> [DATA SUPPLIED]
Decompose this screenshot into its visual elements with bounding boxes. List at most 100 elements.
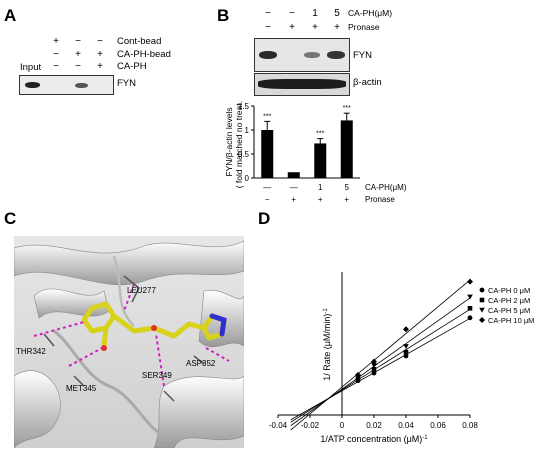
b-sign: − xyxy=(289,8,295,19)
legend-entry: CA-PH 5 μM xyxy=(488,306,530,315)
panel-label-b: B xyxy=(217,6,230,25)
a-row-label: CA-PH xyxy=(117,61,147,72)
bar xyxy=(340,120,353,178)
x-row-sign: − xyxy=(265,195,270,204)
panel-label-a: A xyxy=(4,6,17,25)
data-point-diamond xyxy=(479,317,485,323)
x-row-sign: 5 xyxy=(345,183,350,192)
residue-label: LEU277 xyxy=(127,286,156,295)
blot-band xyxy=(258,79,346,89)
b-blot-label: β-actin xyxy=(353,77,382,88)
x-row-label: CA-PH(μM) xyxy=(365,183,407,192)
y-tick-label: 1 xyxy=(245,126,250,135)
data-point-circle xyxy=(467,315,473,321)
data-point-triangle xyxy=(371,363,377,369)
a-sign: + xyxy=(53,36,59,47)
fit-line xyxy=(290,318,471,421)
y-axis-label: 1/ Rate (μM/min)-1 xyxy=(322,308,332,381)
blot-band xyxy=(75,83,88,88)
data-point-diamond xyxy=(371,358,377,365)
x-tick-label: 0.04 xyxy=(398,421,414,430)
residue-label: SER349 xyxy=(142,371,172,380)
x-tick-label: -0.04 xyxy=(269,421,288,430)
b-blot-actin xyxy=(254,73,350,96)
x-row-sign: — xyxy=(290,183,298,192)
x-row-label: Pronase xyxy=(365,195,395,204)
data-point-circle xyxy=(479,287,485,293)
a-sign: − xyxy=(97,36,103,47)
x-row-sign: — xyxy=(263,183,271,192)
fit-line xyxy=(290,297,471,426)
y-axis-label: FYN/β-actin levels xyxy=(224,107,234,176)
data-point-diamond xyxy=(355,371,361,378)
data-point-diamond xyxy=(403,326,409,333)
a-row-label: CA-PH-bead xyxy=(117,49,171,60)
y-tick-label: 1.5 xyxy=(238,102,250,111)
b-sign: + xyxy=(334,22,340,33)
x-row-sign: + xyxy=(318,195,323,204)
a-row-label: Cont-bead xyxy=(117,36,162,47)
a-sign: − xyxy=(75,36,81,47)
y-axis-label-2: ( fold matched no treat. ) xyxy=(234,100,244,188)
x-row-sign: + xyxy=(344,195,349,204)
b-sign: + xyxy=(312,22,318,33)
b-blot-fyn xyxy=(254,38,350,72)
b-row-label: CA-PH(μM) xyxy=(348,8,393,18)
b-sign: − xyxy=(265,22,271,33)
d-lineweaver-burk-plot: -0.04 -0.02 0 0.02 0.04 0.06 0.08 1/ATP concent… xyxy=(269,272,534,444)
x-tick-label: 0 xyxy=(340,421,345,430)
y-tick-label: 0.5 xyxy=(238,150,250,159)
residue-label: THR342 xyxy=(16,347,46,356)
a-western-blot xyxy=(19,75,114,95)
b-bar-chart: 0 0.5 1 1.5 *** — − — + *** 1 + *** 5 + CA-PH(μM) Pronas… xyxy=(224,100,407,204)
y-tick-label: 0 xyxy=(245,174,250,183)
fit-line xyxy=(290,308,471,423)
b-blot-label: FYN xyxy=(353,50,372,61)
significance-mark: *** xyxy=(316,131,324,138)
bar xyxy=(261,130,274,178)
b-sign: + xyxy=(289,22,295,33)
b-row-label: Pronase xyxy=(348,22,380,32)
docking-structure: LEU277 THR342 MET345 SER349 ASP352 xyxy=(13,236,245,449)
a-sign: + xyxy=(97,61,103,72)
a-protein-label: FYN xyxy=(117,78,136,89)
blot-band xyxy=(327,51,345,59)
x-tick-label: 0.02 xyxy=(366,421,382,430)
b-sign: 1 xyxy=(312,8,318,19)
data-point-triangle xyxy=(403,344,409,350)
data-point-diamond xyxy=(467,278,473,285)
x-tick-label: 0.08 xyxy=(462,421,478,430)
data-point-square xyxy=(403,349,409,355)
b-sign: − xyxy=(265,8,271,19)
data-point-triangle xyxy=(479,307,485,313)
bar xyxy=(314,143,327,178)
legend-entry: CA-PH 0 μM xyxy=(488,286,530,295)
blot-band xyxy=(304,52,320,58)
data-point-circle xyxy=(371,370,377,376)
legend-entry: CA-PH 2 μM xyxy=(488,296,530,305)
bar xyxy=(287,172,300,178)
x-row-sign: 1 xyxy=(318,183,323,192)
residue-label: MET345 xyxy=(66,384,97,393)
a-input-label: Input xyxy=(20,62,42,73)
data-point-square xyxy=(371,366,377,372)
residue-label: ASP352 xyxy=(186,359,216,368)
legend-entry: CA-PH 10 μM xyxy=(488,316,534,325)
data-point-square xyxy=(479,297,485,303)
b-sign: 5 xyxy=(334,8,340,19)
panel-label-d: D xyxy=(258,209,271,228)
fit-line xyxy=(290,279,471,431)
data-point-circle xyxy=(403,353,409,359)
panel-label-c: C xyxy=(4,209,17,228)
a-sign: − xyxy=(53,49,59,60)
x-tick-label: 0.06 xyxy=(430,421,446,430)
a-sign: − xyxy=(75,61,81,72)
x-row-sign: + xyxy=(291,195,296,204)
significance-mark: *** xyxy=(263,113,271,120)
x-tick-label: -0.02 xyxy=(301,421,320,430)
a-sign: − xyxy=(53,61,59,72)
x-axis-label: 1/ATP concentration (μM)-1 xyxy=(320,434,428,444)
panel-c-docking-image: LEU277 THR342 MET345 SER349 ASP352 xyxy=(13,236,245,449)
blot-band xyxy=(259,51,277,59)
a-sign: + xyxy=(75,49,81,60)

---

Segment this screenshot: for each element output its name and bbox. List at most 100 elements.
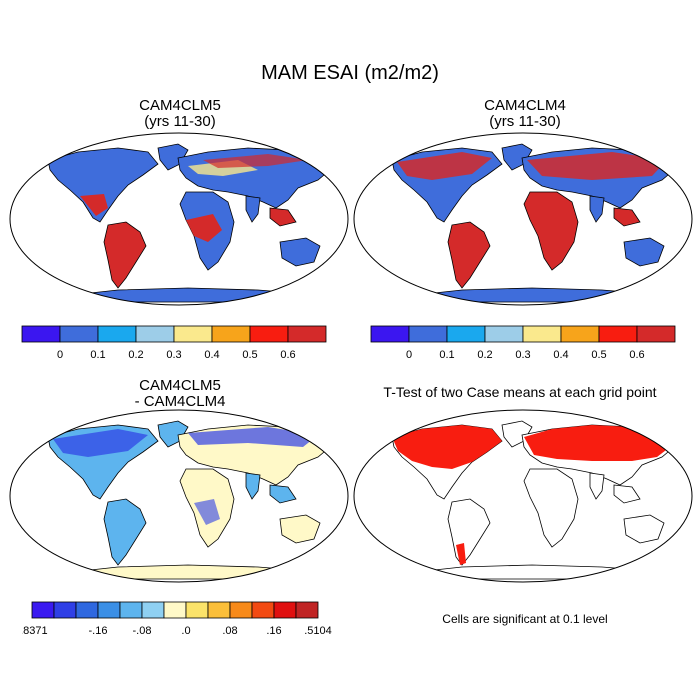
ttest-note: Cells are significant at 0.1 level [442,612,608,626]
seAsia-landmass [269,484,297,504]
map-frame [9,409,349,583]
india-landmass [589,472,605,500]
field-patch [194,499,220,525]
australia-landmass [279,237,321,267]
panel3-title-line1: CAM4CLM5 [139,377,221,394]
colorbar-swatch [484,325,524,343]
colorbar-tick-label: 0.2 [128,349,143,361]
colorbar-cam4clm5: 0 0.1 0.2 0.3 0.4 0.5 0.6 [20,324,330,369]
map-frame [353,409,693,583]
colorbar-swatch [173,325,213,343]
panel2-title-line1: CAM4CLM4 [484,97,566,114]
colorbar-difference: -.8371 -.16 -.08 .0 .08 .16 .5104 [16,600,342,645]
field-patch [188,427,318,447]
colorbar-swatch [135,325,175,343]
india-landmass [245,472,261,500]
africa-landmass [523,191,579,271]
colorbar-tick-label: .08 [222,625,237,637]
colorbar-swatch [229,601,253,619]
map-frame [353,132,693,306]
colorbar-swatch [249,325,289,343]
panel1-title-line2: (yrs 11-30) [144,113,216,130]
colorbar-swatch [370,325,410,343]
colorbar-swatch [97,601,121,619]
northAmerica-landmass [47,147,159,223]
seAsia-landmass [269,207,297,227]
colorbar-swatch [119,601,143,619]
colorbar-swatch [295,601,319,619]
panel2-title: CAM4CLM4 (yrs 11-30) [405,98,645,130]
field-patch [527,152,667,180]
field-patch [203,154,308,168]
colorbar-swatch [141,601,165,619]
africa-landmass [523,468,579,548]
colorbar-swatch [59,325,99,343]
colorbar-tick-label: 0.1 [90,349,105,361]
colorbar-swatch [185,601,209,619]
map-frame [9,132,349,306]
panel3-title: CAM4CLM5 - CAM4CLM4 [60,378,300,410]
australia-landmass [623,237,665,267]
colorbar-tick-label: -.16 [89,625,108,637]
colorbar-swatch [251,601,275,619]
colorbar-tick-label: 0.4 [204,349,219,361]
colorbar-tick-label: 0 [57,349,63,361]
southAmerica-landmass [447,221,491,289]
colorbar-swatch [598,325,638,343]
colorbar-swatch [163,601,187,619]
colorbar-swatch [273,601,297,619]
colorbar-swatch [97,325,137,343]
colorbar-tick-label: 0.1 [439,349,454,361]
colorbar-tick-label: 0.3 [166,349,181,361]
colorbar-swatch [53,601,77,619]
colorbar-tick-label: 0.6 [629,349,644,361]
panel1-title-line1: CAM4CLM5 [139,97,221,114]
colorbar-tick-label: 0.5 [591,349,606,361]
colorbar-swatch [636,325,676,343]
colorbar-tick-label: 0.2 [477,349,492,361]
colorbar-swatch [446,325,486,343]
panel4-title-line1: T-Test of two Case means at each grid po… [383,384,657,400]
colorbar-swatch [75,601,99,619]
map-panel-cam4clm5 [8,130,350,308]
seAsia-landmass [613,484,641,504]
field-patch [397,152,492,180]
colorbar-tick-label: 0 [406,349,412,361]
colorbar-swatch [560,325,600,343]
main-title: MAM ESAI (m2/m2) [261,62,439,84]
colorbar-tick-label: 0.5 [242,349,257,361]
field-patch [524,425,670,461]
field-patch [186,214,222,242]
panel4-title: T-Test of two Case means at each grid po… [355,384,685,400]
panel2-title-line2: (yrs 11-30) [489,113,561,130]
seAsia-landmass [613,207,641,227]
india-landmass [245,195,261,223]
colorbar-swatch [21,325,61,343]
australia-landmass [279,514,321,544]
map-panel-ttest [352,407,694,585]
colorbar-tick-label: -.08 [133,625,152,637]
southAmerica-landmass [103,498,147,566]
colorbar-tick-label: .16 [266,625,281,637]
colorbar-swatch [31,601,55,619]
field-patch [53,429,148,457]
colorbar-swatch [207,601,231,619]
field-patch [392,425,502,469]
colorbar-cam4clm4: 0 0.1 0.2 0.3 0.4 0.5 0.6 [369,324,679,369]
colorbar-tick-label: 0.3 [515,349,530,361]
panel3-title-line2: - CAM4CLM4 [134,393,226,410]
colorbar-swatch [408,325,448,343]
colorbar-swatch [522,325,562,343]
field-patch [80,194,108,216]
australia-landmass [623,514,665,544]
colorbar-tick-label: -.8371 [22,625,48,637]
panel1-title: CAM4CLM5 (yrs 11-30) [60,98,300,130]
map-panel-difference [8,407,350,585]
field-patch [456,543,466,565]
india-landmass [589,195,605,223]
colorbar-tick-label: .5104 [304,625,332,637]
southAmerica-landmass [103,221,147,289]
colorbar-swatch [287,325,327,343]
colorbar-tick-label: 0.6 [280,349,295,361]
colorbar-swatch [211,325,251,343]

> [AIM OF THE EXERCISE] For each line of the data that has the word "australia", report that line.

> [EXERCISE SOLUTION]
australia-landmass [279,237,321,267]
australia-landmass [623,237,665,267]
australia-landmass [279,514,321,544]
australia-landmass [623,514,665,544]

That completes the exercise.